### What to work on
Repeat, line for line, the entries printed below.

### Recorded data
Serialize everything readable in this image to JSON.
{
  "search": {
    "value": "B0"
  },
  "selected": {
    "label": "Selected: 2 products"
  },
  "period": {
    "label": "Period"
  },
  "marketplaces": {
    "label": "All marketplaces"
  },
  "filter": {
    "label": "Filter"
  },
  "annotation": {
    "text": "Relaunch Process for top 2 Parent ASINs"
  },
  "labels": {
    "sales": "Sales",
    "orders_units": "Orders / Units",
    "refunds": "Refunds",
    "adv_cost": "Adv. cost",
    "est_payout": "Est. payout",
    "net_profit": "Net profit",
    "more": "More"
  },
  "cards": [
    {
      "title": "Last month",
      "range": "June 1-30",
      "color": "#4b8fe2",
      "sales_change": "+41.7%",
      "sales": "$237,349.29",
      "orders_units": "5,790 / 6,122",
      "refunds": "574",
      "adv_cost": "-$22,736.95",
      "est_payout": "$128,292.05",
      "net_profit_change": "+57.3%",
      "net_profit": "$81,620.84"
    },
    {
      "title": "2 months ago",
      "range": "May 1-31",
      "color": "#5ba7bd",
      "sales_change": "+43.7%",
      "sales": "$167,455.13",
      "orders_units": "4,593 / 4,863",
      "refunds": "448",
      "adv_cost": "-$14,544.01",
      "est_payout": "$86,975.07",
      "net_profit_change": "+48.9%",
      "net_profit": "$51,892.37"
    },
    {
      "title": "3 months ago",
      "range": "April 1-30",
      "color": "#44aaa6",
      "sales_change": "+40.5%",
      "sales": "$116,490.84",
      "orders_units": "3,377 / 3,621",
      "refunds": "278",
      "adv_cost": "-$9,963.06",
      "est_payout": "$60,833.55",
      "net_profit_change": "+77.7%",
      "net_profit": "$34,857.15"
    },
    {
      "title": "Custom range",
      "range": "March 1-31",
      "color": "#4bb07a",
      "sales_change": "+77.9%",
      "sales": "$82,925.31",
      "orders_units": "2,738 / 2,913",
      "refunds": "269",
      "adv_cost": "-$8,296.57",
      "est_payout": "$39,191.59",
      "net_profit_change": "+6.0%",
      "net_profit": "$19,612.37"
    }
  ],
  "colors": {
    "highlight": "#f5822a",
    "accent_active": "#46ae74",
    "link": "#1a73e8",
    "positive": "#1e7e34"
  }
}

### The reply
Serialize everything readable in this image to JSON.
{
  "search": {
    "value": "B0"
  },
  "selected": {
    "label": "Selected: 2 products"
  },
  "period": {
    "label": "Period"
  },
  "marketplaces": {
    "label": "All marketplaces"
  },
  "filter": {
    "label": "Filter"
  },
  "annotation": {
    "text": "Relaunch Process for top 2 Parent ASINs"
  },
  "labels": {
    "sales": "Sales",
    "orders_units": "Orders / Units",
    "refunds": "Refunds",
    "adv_cost": "Adv. cost",
    "est_payout": "Est. payout",
    "net_profit": "Net profit",
    "more": "More"
  },
  "cards": [
    {
      "title": "Last month",
      "range": "June 1-30",
      "color": "#4b8fe2",
      "sales_change": "+41.7%",
      "sales": "$237,349.29",
      "orders_units": "5,790 / 6,122",
      "refunds": "574",
      "adv_cost": "-$22,736.95",
      "est_payout": "$128,292.05",
      "net_profit_change": "+57.3%",
      "net_profit": "$81,620.84"
    },
    {
      "title": "2 months ago",
      "range": "May 1-31",
      "color": "#5ba7bd",
      "sales_change": "+43.7%",
      "sales": "$167,455.13",
      "orders_units": "4,593 / 4,863",
      "refunds": "448",
      "adv_cost": "-$14,544.01",
      "est_payout": "$86,975.07",
      "net_profit_change": "+48.9%",
      "net_profit": "$51,892.37"
    },
    {
      "title": "3 months ago",
      "range": "April 1-30",
      "color": "#44aaa6",
      "sales_change": "+40.5%",
      "sales": "$116,490.84",
      "orders_units": "3,377 / 3,621",
      "refunds": "278",
      "adv_cost": "-$9,963.06",
      "est_payout": "$60,833.55",
      "net_profit_change": "+77.7%",
      "net_profit": "$34,857.15"
    },
    {
      "title": "Custom range",
      "range": "March 1-31",
      "color": "#4bb07a",
      "sales_change": "+77.9%",
      "sales": "$82,925.31",
      "orders_units": "2,738 / 2,913",
      "refunds": "269",
      "adv_cost": "-$8,296.57",
      "est_payout": "$39,191.59",
      "net_profit_change": "+6.0%",
      "net_profit": "$19,612.37"
    }
  ],
  "colors": {
    "highlight": "#f5822a",
    "accent_active": "#46ae74",
    "link": "#1a73e8",
    "positive": "#1e7e34"
  }
}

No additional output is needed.